[Figure contents as structured data]
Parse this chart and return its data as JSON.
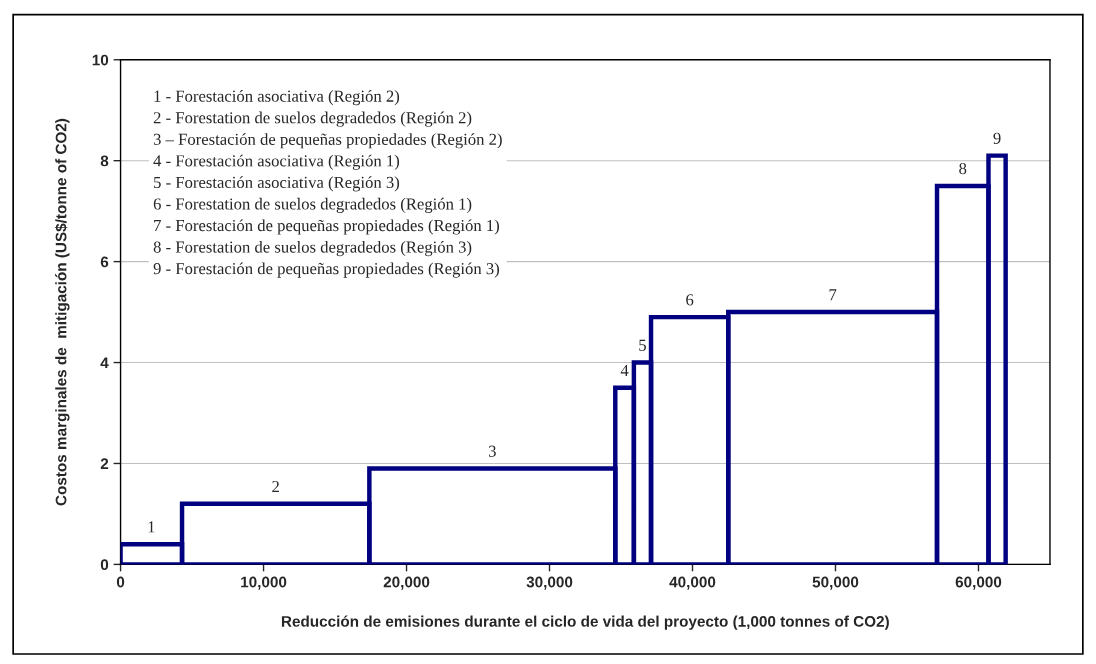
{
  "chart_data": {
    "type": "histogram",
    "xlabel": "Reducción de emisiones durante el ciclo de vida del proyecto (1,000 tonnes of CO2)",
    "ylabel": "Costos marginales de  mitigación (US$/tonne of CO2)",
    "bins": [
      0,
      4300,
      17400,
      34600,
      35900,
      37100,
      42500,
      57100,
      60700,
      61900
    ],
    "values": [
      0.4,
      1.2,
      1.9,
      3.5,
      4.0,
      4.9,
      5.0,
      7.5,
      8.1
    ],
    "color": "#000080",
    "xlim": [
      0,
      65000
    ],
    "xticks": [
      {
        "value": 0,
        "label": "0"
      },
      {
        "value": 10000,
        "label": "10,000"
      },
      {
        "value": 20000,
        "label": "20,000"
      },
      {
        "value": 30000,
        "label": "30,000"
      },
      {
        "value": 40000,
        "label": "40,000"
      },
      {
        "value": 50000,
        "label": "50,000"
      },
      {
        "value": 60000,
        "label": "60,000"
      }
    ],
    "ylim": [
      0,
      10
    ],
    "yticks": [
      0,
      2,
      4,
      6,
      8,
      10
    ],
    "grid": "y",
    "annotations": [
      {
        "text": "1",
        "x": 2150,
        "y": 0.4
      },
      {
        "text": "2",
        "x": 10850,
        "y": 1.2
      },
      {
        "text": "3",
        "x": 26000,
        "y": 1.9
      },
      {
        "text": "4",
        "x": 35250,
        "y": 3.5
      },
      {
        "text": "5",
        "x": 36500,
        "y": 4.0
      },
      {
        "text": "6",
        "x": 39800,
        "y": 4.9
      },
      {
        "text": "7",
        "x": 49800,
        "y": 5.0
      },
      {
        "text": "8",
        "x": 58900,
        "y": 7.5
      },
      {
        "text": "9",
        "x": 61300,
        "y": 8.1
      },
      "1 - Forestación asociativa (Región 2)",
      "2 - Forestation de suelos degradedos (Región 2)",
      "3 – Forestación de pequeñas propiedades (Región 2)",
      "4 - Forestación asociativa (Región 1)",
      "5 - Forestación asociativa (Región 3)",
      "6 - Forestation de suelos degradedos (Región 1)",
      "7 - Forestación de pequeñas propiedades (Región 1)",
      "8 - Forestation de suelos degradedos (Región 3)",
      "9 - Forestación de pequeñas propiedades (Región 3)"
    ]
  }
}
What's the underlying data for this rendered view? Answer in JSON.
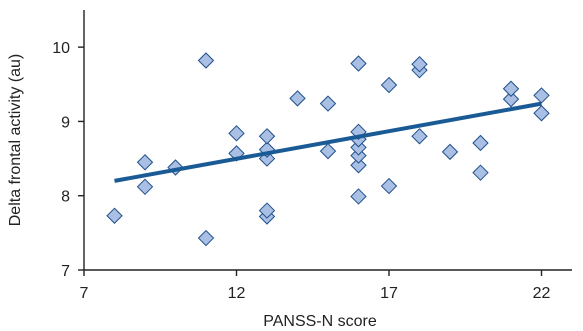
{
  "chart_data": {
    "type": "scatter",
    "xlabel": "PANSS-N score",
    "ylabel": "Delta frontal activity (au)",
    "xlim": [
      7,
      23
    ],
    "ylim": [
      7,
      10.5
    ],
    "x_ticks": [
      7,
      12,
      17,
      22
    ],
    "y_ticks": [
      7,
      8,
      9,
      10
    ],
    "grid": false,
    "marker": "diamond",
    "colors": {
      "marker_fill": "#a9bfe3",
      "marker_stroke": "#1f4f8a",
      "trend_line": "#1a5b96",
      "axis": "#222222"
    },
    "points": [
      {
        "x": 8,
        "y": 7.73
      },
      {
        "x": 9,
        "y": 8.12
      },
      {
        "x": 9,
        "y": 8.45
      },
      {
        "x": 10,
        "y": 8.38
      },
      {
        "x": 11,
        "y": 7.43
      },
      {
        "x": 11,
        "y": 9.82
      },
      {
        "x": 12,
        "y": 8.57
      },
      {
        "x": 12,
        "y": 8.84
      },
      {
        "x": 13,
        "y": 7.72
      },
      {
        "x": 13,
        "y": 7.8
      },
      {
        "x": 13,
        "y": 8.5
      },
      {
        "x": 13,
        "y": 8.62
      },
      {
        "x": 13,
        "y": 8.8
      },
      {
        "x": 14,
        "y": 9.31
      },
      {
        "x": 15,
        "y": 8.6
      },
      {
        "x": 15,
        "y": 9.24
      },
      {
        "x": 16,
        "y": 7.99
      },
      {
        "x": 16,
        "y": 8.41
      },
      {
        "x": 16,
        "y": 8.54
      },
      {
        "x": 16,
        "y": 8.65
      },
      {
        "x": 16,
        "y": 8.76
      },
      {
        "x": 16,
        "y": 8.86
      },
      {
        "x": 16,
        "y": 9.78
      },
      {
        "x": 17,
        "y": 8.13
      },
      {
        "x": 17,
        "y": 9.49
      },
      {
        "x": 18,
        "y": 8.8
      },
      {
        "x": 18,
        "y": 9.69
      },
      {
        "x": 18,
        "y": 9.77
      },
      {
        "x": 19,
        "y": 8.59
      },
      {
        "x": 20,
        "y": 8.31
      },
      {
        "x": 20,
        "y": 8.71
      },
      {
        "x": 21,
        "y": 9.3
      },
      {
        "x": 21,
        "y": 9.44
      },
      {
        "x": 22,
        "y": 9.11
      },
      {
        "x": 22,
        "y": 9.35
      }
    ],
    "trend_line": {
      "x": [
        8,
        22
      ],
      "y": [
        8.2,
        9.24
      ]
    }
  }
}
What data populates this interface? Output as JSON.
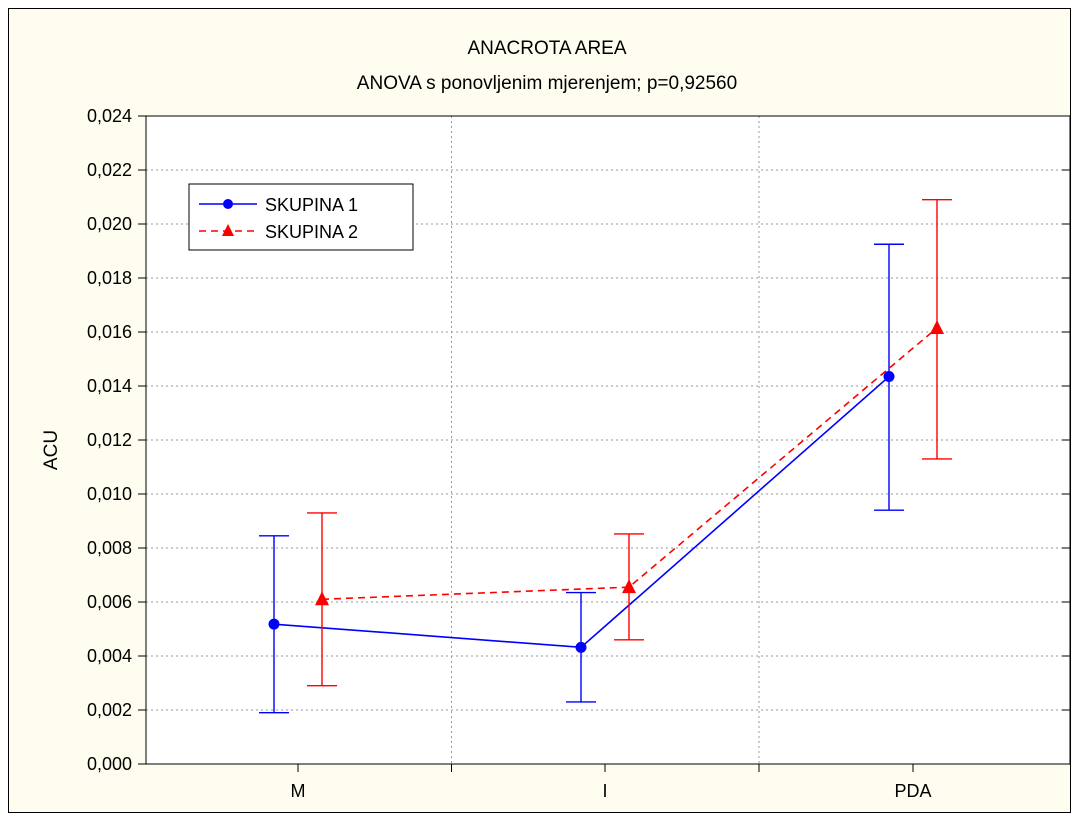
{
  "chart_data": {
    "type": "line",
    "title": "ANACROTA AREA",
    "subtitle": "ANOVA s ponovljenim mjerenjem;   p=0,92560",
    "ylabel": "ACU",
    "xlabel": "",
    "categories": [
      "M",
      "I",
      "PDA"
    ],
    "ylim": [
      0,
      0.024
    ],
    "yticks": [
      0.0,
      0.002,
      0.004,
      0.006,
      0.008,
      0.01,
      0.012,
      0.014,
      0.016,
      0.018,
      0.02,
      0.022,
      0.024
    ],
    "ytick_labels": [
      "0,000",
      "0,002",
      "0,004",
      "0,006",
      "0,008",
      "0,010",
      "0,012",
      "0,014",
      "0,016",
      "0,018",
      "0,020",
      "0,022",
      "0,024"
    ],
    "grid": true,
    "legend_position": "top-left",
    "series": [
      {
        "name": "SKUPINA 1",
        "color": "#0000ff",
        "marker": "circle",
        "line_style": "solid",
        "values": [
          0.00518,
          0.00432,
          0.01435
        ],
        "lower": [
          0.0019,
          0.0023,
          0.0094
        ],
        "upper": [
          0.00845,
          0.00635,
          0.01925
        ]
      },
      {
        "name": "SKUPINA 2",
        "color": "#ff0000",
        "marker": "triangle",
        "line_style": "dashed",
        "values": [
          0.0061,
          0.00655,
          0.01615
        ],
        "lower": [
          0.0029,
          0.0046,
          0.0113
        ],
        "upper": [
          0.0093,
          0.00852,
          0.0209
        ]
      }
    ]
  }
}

WORK INSTRUCTIONS →
Strip out the images, then output the records above word for word.

WRITTEN RESPONSE →
Parse this chart and return its data as JSON.
{
  "chart_data": {
    "type": "histogram",
    "xlabel": "Reducción de emisiones durante el ciclo de vida del proyecto (1,000 tonnes of CO2)",
    "ylabel": "Costos marginales de  mitigación (US$/tonne of CO2)",
    "bins": [
      0,
      4300,
      17400,
      34600,
      35900,
      37100,
      42500,
      57100,
      60700,
      61900
    ],
    "values": [
      0.4,
      1.2,
      1.9,
      3.5,
      4.0,
      4.9,
      5.0,
      7.5,
      8.1
    ],
    "color": "#000080",
    "xlim": [
      0,
      65000
    ],
    "xticks": [
      {
        "value": 0,
        "label": "0"
      },
      {
        "value": 10000,
        "label": "10,000"
      },
      {
        "value": 20000,
        "label": "20,000"
      },
      {
        "value": 30000,
        "label": "30,000"
      },
      {
        "value": 40000,
        "label": "40,000"
      },
      {
        "value": 50000,
        "label": "50,000"
      },
      {
        "value": 60000,
        "label": "60,000"
      }
    ],
    "ylim": [
      0,
      10
    ],
    "yticks": [
      0,
      2,
      4,
      6,
      8,
      10
    ],
    "grid": "y",
    "annotations": [
      {
        "text": "1",
        "x": 2150,
        "y": 0.4
      },
      {
        "text": "2",
        "x": 10850,
        "y": 1.2
      },
      {
        "text": "3",
        "x": 26000,
        "y": 1.9
      },
      {
        "text": "4",
        "x": 35250,
        "y": 3.5
      },
      {
        "text": "5",
        "x": 36500,
        "y": 4.0
      },
      {
        "text": "6",
        "x": 39800,
        "y": 4.9
      },
      {
        "text": "7",
        "x": 49800,
        "y": 5.0
      },
      {
        "text": "8",
        "x": 58900,
        "y": 7.5
      },
      {
        "text": "9",
        "x": 61300,
        "y": 8.1
      },
      "1 - Forestación asociativa (Región 2)",
      "2 - Forestation de suelos degradedos (Región 2)",
      "3 – Forestación de pequeñas propiedades (Región 2)",
      "4 - Forestación asociativa (Región 1)",
      "5 - Forestación asociativa (Región 3)",
      "6 - Forestation de suelos degradedos (Región 1)",
      "7 - Forestación de pequeñas propiedades (Región 1)",
      "8 - Forestation de suelos degradedos (Región 3)",
      "9 - Forestación de pequeñas propiedades (Región 3)"
    ]
  }
}
What's the underlying data for this rendered view? Answer in JSON.
{
  "chart_data": {
    "type": "scatter",
    "xlabel": "PANSS-N score",
    "ylabel": "Delta frontal activity (au)",
    "xlim": [
      7,
      23
    ],
    "ylim": [
      7,
      10.5
    ],
    "x_ticks": [
      7,
      12,
      17,
      22
    ],
    "y_ticks": [
      7,
      8,
      9,
      10
    ],
    "grid": false,
    "marker": "diamond",
    "colors": {
      "marker_fill": "#a9bfe3",
      "marker_stroke": "#1f4f8a",
      "trend_line": "#1a5b96",
      "axis": "#222222"
    },
    "points": [
      {
        "x": 8,
        "y": 7.73
      },
      {
        "x": 9,
        "y": 8.12
      },
      {
        "x": 9,
        "y": 8.45
      },
      {
        "x": 10,
        "y": 8.38
      },
      {
        "x": 11,
        "y": 7.43
      },
      {
        "x": 11,
        "y": 9.82
      },
      {
        "x": 12,
        "y": 8.57
      },
      {
        "x": 12,
        "y": 8.84
      },
      {
        "x": 13,
        "y": 7.72
      },
      {
        "x": 13,
        "y": 7.8
      },
      {
        "x": 13,
        "y": 8.5
      },
      {
        "x": 13,
        "y": 8.62
      },
      {
        "x": 13,
        "y": 8.8
      },
      {
        "x": 14,
        "y": 9.31
      },
      {
        "x": 15,
        "y": 8.6
      },
      {
        "x": 15,
        "y": 9.24
      },
      {
        "x": 16,
        "y": 7.99
      },
      {
        "x": 16,
        "y": 8.41
      },
      {
        "x": 16,
        "y": 8.54
      },
      {
        "x": 16,
        "y": 8.65
      },
      {
        "x": 16,
        "y": 8.76
      },
      {
        "x": 16,
        "y": 8.86
      },
      {
        "x": 16,
        "y": 9.78
      },
      {
        "x": 17,
        "y": 8.13
      },
      {
        "x": 17,
        "y": 9.49
      },
      {
        "x": 18,
        "y": 8.8
      },
      {
        "x": 18,
        "y": 9.69
      },
      {
        "x": 18,
        "y": 9.77
      },
      {
        "x": 19,
        "y": 8.59
      },
      {
        "x": 20,
        "y": 8.31
      },
      {
        "x": 20,
        "y": 8.71
      },
      {
        "x": 21,
        "y": 9.3
      },
      {
        "x": 21,
        "y": 9.44
      },
      {
        "x": 22,
        "y": 9.11
      },
      {
        "x": 22,
        "y": 9.35
      }
    ],
    "trend_line": {
      "x": [
        8,
        22
      ],
      "y": [
        8.2,
        9.24
      ]
    }
  }
}
What data populates this interface? Output as JSON.
{
  "chart_data": {
    "type": "line",
    "title": "ANACROTA AREA",
    "subtitle": "ANOVA s ponovljenim mjerenjem;   p=0,92560",
    "ylabel": "ACU",
    "xlabel": "",
    "categories": [
      "M",
      "I",
      "PDA"
    ],
    "ylim": [
      0,
      0.024
    ],
    "yticks": [
      0.0,
      0.002,
      0.004,
      0.006,
      0.008,
      0.01,
      0.012,
      0.014,
      0.016,
      0.018,
      0.02,
      0.022,
      0.024
    ],
    "ytick_labels": [
      "0,000",
      "0,002",
      "0,004",
      "0,006",
      "0,008",
      "0,010",
      "0,012",
      "0,014",
      "0,016",
      "0,018",
      "0,020",
      "0,022",
      "0,024"
    ],
    "grid": true,
    "legend_position": "top-left",
    "series": [
      {
        "name": "SKUPINA 1",
        "color": "#0000ff",
        "marker": "circle",
        "line_style": "solid",
        "values": [
          0.00518,
          0.00432,
          0.01435
        ],
        "lower": [
          0.0019,
          0.0023,
          0.0094
        ],
        "upper": [
          0.00845,
          0.00635,
          0.01925
        ]
      },
      {
        "name": "SKUPINA 2",
        "color": "#ff0000",
        "marker": "triangle",
        "line_style": "dashed",
        "values": [
          0.0061,
          0.00655,
          0.01615
        ],
        "lower": [
          0.0029,
          0.0046,
          0.0113
        ],
        "upper": [
          0.0093,
          0.00852,
          0.0209
        ]
      }
    ]
  }
}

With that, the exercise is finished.